Entries follow. Set all of them down as they stand.

───── Data to use

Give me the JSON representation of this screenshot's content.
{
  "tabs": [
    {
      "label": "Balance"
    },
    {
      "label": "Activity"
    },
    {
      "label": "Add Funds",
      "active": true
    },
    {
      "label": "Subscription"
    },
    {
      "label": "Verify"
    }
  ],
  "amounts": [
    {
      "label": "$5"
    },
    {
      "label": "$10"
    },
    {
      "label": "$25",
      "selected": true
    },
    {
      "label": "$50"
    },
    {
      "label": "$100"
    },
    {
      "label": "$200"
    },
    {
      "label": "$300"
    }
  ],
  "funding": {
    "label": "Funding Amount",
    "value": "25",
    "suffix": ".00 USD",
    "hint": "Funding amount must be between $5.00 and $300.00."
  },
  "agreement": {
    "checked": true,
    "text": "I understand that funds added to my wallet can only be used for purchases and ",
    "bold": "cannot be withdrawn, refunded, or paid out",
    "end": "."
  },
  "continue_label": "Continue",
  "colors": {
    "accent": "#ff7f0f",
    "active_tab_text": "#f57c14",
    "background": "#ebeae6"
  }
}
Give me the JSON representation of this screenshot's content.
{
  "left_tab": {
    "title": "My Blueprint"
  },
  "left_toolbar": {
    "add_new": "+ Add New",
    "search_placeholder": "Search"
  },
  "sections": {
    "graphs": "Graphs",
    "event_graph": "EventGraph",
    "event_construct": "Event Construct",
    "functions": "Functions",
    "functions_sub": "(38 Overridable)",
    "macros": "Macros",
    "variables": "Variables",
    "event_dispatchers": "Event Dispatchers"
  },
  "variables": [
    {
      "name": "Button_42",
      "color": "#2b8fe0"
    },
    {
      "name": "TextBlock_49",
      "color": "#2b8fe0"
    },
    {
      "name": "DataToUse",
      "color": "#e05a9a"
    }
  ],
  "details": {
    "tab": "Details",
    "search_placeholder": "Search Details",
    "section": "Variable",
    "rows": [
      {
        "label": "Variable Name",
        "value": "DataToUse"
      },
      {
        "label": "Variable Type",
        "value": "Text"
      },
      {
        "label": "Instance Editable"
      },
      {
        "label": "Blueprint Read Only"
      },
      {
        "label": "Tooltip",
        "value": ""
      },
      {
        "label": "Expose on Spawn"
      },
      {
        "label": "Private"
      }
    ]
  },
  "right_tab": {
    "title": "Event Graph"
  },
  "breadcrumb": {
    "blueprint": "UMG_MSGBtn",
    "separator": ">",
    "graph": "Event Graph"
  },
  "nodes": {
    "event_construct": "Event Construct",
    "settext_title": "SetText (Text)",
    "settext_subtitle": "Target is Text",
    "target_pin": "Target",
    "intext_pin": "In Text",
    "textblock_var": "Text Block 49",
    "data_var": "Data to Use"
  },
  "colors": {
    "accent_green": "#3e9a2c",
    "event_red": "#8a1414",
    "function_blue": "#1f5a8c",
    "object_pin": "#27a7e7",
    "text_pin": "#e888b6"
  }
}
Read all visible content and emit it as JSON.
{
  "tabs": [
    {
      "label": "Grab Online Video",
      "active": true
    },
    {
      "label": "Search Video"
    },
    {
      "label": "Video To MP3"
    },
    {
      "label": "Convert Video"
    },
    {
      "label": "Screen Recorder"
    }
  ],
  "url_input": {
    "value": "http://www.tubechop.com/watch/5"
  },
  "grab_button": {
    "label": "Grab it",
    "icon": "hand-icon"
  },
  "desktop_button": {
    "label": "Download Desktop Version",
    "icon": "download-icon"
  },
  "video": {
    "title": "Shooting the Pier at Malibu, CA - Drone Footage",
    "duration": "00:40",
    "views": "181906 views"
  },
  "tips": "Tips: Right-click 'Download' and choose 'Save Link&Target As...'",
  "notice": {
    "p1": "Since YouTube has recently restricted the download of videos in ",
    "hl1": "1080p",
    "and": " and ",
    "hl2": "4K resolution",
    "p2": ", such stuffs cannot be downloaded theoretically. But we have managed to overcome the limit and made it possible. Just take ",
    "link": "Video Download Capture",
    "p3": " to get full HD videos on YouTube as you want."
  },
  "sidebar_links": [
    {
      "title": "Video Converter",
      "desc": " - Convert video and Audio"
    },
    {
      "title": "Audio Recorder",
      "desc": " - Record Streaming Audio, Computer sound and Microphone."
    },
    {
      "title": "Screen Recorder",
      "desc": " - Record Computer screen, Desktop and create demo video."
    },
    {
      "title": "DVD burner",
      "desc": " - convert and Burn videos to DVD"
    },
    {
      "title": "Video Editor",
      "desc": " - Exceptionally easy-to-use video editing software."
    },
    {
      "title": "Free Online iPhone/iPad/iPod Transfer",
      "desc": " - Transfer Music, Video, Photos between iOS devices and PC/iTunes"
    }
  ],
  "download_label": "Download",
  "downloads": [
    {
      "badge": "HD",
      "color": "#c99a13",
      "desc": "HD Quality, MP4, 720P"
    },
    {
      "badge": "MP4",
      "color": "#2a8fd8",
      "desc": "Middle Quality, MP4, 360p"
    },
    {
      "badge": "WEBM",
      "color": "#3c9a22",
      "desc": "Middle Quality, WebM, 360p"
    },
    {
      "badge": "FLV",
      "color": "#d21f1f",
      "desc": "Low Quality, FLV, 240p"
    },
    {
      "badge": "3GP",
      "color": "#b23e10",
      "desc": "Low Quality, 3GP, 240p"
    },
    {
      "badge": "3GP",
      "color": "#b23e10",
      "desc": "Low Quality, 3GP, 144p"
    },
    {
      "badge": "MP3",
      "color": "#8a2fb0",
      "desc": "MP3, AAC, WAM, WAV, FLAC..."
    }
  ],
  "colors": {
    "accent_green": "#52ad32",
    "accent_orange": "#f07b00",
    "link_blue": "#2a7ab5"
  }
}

──────────

» Solution for this task
Give me the JSON representation of this screenshot's content.
{
  "tabs": [
    {
      "label": "Balance"
    },
    {
      "label": "Activity"
    },
    {
      "label": "Add Funds",
      "active": true
    },
    {
      "label": "Subscription"
    },
    {
      "label": "Verify"
    }
  ],
  "amounts": [
    {
      "label": "$5"
    },
    {
      "label": "$10"
    },
    {
      "label": "$25",
      "selected": true
    },
    {
      "label": "$50"
    },
    {
      "label": "$100"
    },
    {
      "label": "$200"
    },
    {
      "label": "$300"
    }
  ],
  "funding": {
    "label": "Funding Amount",
    "value": "25",
    "suffix": ".00 USD",
    "hint": "Funding amount must be between $5.00 and $300.00."
  },
  "agreement": {
    "checked": true,
    "text": "I understand that funds added to my wallet can only be used for purchases and ",
    "bold": "cannot be withdrawn, refunded, or paid out",
    "end": "."
  },
  "continue_label": "Continue",
  "colors": {
    "accent": "#ff7f0f",
    "active_tab_text": "#f57c14",
    "background": "#ebeae6"
  }
}
Give me the JSON representation of this screenshot's content.
{
  "left_tab": {
    "title": "My Blueprint"
  },
  "left_toolbar": {
    "add_new": "+ Add New",
    "search_placeholder": "Search"
  },
  "sections": {
    "graphs": "Graphs",
    "event_graph": "EventGraph",
    "event_construct": "Event Construct",
    "functions": "Functions",
    "functions_sub": "(38 Overridable)",
    "macros": "Macros",
    "variables": "Variables",
    "event_dispatchers": "Event Dispatchers"
  },
  "variables": [
    {
      "name": "Button_42",
      "color": "#2b8fe0"
    },
    {
      "name": "TextBlock_49",
      "color": "#2b8fe0"
    },
    {
      "name": "DataToUse",
      "color": "#e05a9a"
    }
  ],
  "details": {
    "tab": "Details",
    "search_placeholder": "Search Details",
    "section": "Variable",
    "rows": [
      {
        "label": "Variable Name",
        "value": "DataToUse"
      },
      {
        "label": "Variable Type",
        "value": "Text"
      },
      {
        "label": "Instance Editable"
      },
      {
        "label": "Blueprint Read Only"
      },
      {
        "label": "Tooltip",
        "value": ""
      },
      {
        "label": "Expose on Spawn"
      },
      {
        "label": "Private"
      }
    ]
  },
  "right_tab": {
    "title": "Event Graph"
  },
  "breadcrumb": {
    "blueprint": "UMG_MSGBtn",
    "separator": ">",
    "graph": "Event Graph"
  },
  "nodes": {
    "event_construct": "Event Construct",
    "settext_title": "SetText (Text)",
    "settext_subtitle": "Target is Text",
    "target_pin": "Target",
    "intext_pin": "In Text",
    "textblock_var": "Text Block 49",
    "data_var": "Data to Use"
  },
  "colors": {
    "accent_green": "#3e9a2c",
    "event_red": "#8a1414",
    "function_blue": "#1f5a8c",
    "object_pin": "#27a7e7",
    "text_pin": "#e888b6"
  }
}
Read all visible content and emit it as JSON.
{
  "tabs": [
    {
      "label": "Grab Online Video",
      "active": true
    },
    {
      "label": "Search Video"
    },
    {
      "label": "Video To MP3"
    },
    {
      "label": "Convert Video"
    },
    {
      "label": "Screen Recorder"
    }
  ],
  "url_input": {
    "value": "http://www.tubechop.com/watch/5"
  },
  "grab_button": {
    "label": "Grab it",
    "icon": "hand-icon"
  },
  "desktop_button": {
    "label": "Download Desktop Version",
    "icon": "download-icon"
  },
  "video": {
    "title": "Shooting the Pier at Malibu, CA - Drone Footage",
    "duration": "00:40",
    "views": "181906 views"
  },
  "tips": "Tips: Right-click 'Download' and choose 'Save Link&Target As...'",
  "notice": {
    "p1": "Since YouTube has recently restricted the download of videos in ",
    "hl1": "1080p",
    "and": " and ",
    "hl2": "4K resolution",
    "p2": ", such stuffs cannot be downloaded theoretically. But we have managed to overcome the limit and made it possible. Just take ",
    "link": "Video Download Capture",
    "p3": " to get full HD videos on YouTube as you want."
  },
  "sidebar_links": [
    {
      "title": "Video Converter",
      "desc": " - Convert video and Audio"
    },
    {
      "title": "Audio Recorder",
      "desc": " - Record Streaming Audio, Computer sound and Microphone."
    },
    {
      "title": "Screen Recorder",
      "desc": " - Record Computer screen, Desktop and create demo video."
    },
    {
      "title": "DVD burner",
      "desc": " - convert and Burn videos to DVD"
    },
    {
      "title": "Video Editor",
      "desc": " - Exceptionally easy-to-use video editing software."
    },
    {
      "title": "Free Online iPhone/iPad/iPod Transfer",
      "desc": " - Transfer Music, Video, Photos between iOS devices and PC/iTunes"
    }
  ],
  "download_label": "Download",
  "downloads": [
    {
      "badge": "HD",
      "color": "#c99a13",
      "desc": "HD Quality, MP4, 720P"
    },
    {
      "badge": "MP4",
      "color": "#2a8fd8",
      "desc": "Middle Quality, MP4, 360p"
    },
    {
      "badge": "WEBM",
      "color": "#3c9a22",
      "desc": "Middle Quality, WebM, 360p"
    },
    {
      "badge": "FLV",
      "color": "#d21f1f",
      "desc": "Low Quality, FLV, 240p"
    },
    {
      "badge": "3GP",
      "color": "#b23e10",
      "desc": "Low Quality, 3GP, 240p"
    },
    {
      "badge": "3GP",
      "color": "#b23e10",
      "desc": "Low Quality, 3GP, 144p"
    },
    {
      "badge": "MP3",
      "color": "#8a2fb0",
      "desc": "MP3, AAC, WAM, WAV, FLAC..."
    }
  ],
  "colors": {
    "accent_green": "#52ad32",
    "accent_orange": "#f07b00",
    "link_blue": "#2a7ab5"
  }
}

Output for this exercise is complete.